== INFORMATION SUPPLIED ==

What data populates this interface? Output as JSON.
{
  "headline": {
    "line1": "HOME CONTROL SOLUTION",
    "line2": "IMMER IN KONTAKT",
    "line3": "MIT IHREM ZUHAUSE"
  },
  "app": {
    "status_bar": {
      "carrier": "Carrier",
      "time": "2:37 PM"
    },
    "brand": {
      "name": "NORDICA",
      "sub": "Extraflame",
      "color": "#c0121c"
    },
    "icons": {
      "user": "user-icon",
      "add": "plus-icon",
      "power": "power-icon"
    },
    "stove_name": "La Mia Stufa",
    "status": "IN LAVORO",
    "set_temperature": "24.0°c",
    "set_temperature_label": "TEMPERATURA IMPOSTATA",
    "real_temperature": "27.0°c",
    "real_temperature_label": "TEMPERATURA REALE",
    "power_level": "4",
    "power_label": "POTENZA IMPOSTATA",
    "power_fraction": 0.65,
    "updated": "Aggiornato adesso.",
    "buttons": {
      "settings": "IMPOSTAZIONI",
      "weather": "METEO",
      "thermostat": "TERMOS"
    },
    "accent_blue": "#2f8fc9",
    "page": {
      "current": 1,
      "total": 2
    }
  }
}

===

-- WORK TO BE COMPLETED --
Copy out every line of the material above that mentions the word "TEMPERATURA".

-- TASK SOLUTION --
    "set_temperature_label": "TEMPERATURA IMPOSTATA",
    "real_temperature_label": "TEMPERATURA REALE",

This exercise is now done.